## THE EXERCISE
Every line below is to be quoted exactly, with nothing added or dropped.

——————

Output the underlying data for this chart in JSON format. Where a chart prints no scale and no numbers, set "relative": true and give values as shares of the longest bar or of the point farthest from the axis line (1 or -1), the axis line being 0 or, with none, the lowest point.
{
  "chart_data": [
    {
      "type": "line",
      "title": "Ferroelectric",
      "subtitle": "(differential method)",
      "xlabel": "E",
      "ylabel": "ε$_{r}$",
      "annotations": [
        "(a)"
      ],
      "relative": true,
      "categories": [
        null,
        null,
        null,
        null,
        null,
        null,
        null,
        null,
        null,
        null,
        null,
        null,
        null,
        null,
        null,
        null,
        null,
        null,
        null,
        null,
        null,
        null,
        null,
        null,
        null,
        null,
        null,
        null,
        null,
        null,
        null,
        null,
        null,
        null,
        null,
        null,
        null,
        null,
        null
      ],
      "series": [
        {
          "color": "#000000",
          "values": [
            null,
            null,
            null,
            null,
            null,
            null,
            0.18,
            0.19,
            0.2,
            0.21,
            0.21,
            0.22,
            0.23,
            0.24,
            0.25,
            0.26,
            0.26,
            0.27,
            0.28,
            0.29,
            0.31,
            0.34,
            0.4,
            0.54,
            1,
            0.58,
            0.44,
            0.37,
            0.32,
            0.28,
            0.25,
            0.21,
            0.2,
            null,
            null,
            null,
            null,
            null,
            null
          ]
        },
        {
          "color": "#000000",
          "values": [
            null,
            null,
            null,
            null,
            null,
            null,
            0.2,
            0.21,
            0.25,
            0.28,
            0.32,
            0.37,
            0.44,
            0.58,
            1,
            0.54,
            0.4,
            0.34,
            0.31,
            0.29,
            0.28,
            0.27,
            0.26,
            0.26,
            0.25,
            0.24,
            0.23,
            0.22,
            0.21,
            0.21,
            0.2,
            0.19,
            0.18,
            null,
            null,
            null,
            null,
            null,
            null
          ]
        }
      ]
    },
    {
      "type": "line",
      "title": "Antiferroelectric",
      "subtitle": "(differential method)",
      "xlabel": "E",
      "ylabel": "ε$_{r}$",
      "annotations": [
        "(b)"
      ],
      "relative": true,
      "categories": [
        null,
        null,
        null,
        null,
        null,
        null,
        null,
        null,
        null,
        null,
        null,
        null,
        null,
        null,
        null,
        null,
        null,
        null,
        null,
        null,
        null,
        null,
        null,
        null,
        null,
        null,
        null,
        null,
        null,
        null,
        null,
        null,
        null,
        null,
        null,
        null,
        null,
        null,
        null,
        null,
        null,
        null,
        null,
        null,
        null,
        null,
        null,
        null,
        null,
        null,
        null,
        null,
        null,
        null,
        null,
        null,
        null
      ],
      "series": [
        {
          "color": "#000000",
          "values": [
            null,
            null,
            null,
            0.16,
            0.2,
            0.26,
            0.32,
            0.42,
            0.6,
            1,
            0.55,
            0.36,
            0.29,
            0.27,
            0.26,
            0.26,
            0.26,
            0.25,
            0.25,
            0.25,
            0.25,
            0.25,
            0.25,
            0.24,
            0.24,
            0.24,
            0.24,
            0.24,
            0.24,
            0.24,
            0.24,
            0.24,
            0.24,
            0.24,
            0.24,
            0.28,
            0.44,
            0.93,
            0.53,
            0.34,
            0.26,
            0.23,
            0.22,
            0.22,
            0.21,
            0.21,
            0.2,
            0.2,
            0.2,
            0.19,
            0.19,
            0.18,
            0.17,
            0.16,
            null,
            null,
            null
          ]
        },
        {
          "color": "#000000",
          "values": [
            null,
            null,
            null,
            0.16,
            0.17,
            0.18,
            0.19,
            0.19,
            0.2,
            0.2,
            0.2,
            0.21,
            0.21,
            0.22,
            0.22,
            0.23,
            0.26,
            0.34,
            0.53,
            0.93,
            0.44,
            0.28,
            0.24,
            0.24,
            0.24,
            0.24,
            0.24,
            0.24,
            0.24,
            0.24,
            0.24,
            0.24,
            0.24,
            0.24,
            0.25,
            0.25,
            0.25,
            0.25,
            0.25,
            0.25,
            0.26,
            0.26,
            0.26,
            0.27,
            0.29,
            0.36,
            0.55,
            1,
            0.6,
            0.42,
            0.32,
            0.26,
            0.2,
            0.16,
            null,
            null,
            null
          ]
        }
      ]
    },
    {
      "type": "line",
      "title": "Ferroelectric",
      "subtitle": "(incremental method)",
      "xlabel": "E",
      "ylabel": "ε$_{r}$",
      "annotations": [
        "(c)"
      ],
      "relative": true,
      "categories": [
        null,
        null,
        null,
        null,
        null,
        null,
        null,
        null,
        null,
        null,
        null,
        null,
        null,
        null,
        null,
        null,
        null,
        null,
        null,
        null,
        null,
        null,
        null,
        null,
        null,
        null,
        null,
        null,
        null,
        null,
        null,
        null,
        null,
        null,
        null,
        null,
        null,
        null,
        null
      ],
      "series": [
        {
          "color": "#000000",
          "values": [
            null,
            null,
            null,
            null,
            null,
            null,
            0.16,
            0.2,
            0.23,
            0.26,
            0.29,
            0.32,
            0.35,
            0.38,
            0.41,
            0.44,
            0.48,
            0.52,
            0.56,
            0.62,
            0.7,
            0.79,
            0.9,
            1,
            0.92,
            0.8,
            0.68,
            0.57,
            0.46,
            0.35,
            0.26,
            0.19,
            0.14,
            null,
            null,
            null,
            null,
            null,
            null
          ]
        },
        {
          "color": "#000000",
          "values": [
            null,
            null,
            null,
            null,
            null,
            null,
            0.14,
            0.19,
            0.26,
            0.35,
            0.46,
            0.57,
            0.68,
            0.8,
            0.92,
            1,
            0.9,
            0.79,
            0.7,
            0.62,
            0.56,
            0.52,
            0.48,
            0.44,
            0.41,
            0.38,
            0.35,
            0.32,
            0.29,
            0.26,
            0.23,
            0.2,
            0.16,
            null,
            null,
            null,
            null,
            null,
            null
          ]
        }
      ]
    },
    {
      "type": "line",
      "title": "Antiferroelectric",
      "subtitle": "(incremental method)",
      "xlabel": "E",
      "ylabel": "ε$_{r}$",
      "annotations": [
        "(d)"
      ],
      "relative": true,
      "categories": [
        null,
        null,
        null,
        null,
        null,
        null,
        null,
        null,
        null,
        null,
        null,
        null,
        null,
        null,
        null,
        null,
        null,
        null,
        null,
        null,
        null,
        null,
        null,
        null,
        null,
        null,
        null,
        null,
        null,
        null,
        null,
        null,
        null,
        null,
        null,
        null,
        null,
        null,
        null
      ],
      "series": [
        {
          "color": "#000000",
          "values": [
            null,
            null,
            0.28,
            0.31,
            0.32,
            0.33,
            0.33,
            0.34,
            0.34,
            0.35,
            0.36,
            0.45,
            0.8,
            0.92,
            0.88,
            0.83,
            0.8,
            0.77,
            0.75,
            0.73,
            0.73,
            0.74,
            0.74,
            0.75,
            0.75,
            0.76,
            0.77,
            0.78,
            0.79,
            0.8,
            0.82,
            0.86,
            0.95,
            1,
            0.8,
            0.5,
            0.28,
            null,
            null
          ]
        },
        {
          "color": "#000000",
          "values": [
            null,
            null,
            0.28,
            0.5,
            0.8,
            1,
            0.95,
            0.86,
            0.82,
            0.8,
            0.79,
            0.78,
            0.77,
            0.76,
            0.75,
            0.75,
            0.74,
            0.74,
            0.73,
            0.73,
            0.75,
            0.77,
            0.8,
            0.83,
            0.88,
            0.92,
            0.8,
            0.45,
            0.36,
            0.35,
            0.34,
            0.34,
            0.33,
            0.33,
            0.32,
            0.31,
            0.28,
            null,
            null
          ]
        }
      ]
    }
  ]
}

——————

## FINAL RESULT
Output the underlying data for this chart in JSON format. Where a chart prints no scale and no numbers, set "relative": true and give values as shares of the longest bar or of the point farthest from the axis line (1 or -1), the axis line being 0 or, with none, the lowest point.
{
  "chart_data": [
    {
      "type": "line",
      "title": "Ferroelectric",
      "subtitle": "(differential method)",
      "xlabel": "E",
      "ylabel": "ε$_{r}$",
      "annotations": [
        "(a)"
      ],
      "relative": true,
      "categories": [
        null,
        null,
        null,
        null,
        null,
        null,
        null,
        null,
        null,
        null,
        null,
        null,
        null,
        null,
        null,
        null,
        null,
        null,
        null,
        null,
        null,
        null,
        null,
        null,
        null,
        null,
        null,
        null,
        null,
        null,
        null,
        null,
        null,
        null,
        null,
        null,
        null,
        null,
        null
      ],
      "series": [
        {
          "color": "#000000",
          "values": [
            null,
            null,
            null,
            null,
            null,
            null,
            0.18,
            0.19,
            0.2,
            0.21,
            0.21,
            0.22,
            0.23,
            0.24,
            0.25,
            0.26,
            0.26,
            0.27,
            0.28,
            0.29,
            0.31,
            0.34,
            0.4,
            0.54,
            1,
            0.58,
            0.44,
            0.37,
            0.32,
            0.28,
            0.25,
            0.21,
            0.2,
            null,
            null,
            null,
            null,
            null,
            null
          ]
        },
        {
          "color": "#000000",
          "values": [
            null,
            null,
            null,
            null,
            null,
            null,
            0.2,
            0.21,
            0.25,
            0.28,
            0.32,
            0.37,
            0.44,
            0.58,
            1,
            0.54,
            0.4,
            0.34,
            0.31,
            0.29,
            0.28,
            0.27,
            0.26,
            0.26,
            0.25,
            0.24,
            0.23,
            0.22,
            0.21,
            0.21,
            0.2,
            0.19,
            0.18,
            null,
            null,
            null,
            null,
            null,
            null
          ]
        }
      ]
    },
    {
      "type": "line",
      "title": "Antiferroelectric",
      "subtitle": "(differential method)",
      "xlabel": "E",
      "ylabel": "ε$_{r}$",
      "annotations": [
        "(b)"
      ],
      "relative": true,
      "categories": [
        null,
        null,
        null,
        null,
        null,
        null,
        null,
        null,
        null,
        null,
        null,
        null,
        null,
        null,
        null,
        null,
        null,
        null,
        null,
        null,
        null,
        null,
        null,
        null,
        null,
        null,
        null,
        null,
        null,
        null,
        null,
        null,
        null,
        null,
        null,
        null,
        null,
        null,
        null,
        null,
        null,
        null,
        null,
        null,
        null,
        null,
        null,
        null,
        null,
        null,
        null,
        null,
        null,
        null,
        null,
        null,
        null
      ],
      "series": [
        {
          "color": "#000000",
          "values": [
            null,
            null,
            null,
            0.16,
            0.2,
            0.26,
            0.32,
            0.42,
            0.6,
            1,
            0.55,
            0.36,
            0.29,
            0.27,
            0.26,
            0.26,
            0.26,
            0.25,
            0.25,
            0.25,
            0.25,
            0.25,
            0.25,
            0.24,
            0.24,
            0.24,
            0.24,
            0.24,
            0.24,
            0.24,
            0.24,
            0.24,
            0.24,
            0.24,
            0.24,
            0.28,
            0.44,
            0.93,
            0.53,
            0.34,
            0.26,
            0.23,
            0.22,
            0.22,
            0.21,
            0.21,
            0.2,
            0.2,
            0.2,
            0.19,
            0.19,
            0.18,
            0.17,
            0.16,
            null,
            null,
            null
          ]
        },
        {
          "color": "#000000",
          "values": [
            null,
            null,
            null,
            0.16,
            0.17,
            0.18,
            0.19,
            0.19,
            0.2,
            0.2,
            0.2,
            0.21,
            0.21,
            0.22,
            0.22,
            0.23,
            0.26,
            0.34,
            0.53,
            0.93,
            0.44,
            0.28,
            0.24,
            0.24,
            0.24,
            0.24,
            0.24,
            0.24,
            0.24,
            0.24,
            0.24,
            0.24,
            0.24,
            0.24,
            0.25,
            0.25,
            0.25,
            0.25,
            0.25,
            0.25,
            0.26,
            0.26,
            0.26,
            0.27,
            0.29,
            0.36,
            0.55,
            1,
            0.6,
            0.42,
            0.32,
            0.26,
            0.2,
            0.16,
            null,
            null,
            null
          ]
        }
      ]
    },
    {
      "type": "line",
      "title": "Ferroelectric",
      "subtitle": "(incremental method)",
      "xlabel": "E",
      "ylabel": "ε$_{r}$",
      "annotations": [
        "(c)"
      ],
      "relative": true,
      "categories": [
        null,
        null,
        null,
        null,
        null,
        null,
        null,
        null,
        null,
        null,
        null,
        null,
        null,
        null,
        null,
        null,
        null,
        null,
        null,
        null,
        null,
        null,
        null,
        null,
        null,
        null,
        null,
        null,
        null,
        null,
        null,
        null,
        null,
        null,
        null,
        null,
        null,
        null,
        null
      ],
      "series": [
        {
          "color": "#000000",
          "values": [
            null,
            null,
            null,
            null,
            null,
            null,
            0.16,
            0.2,
            0.23,
            0.26,
            0.29,
            0.32,
            0.35,
            0.38,
            0.41,
            0.44,
            0.48,
            0.52,
            0.56,
            0.62,
            0.7,
            0.79,
            0.9,
            1,
            0.92,
            0.8,
            0.68,
            0.57,
            0.46,
            0.35,
            0.26,
            0.19,
            0.14,
            null,
            null,
            null,
            null,
            null,
            null
          ]
        },
        {
          "color": "#000000",
          "values": [
            null,
            null,
            null,
            null,
            null,
            null,
            0.14,
            0.19,
            0.26,
            0.35,
            0.46,
            0.57,
            0.68,
            0.8,
            0.92,
            1,
            0.9,
            0.79,
            0.7,
            0.62,
            0.56,
            0.52,
            0.48,
            0.44,
            0.41,
            0.38,
            0.35,
            0.32,
            0.29,
            0.26,
            0.23,
            0.2,
            0.16,
            null,
            null,
            null,
            null,
            null,
            null
          ]
        }
      ]
    },
    {
      "type": "line",
      "title": "Antiferroelectric",
      "subtitle": "(incremental method)",
      "xlabel": "E",
      "ylabel": "ε$_{r}$",
      "annotations": [
        "(d)"
      ],
      "relative": true,
      "categories": [
        null,
        null,
        null,
        null,
        null,
        null,
        null,
        null,
        null,
        null,
        null,
        null,
        null,
        null,
        null,
        null,
        null,
        null,
        null,
        null,
        null,
        null,
        null,
        null,
        null,
        null,
        null,
        null,
        null,
        null,
        null,
        null,
        null,
        null,
        null,
        null,
        null,
        null,
        null
      ],
      "series": [
        {
          "color": "#000000",
          "values": [
            null,
            null,
            0.28,
            0.31,
            0.32,
            0.33,
            0.33,
            0.34,
            0.34,
            0.35,
            0.36,
            0.45,
            0.8,
            0.92,
            0.88,
            0.83,
            0.8,
            0.77,
            0.75,
            0.73,
            0.73,
            0.74,
            0.74,
            0.75,
            0.75,
            0.76,
            0.77,
            0.78,
            0.79,
            0.8,
            0.82,
            0.86,
            0.95,
            1,
            0.8,
            0.5,
            0.28,
            null,
            null
          ]
        },
        {
          "color": "#000000",
          "values": [
            null,
            null,
            0.28,
            0.5,
            0.8,
            1,
            0.95,
            0.86,
            0.82,
            0.8,
            0.79,
            0.78,
            0.77,
            0.76,
            0.75,
            0.75,
            0.74,
            0.74,
            0.73,
            0.73,
            0.75,
            0.77,
            0.8,
            0.83,
            0.88,
            0.92,
            0.8,
            0.45,
            0.36,
            0.35,
            0.34,
            0.34,
            0.33,
            0.33,
            0.32,
            0.31,
            0.28,
            null,
            null
          ]
        }
      ]
    }
  ]
}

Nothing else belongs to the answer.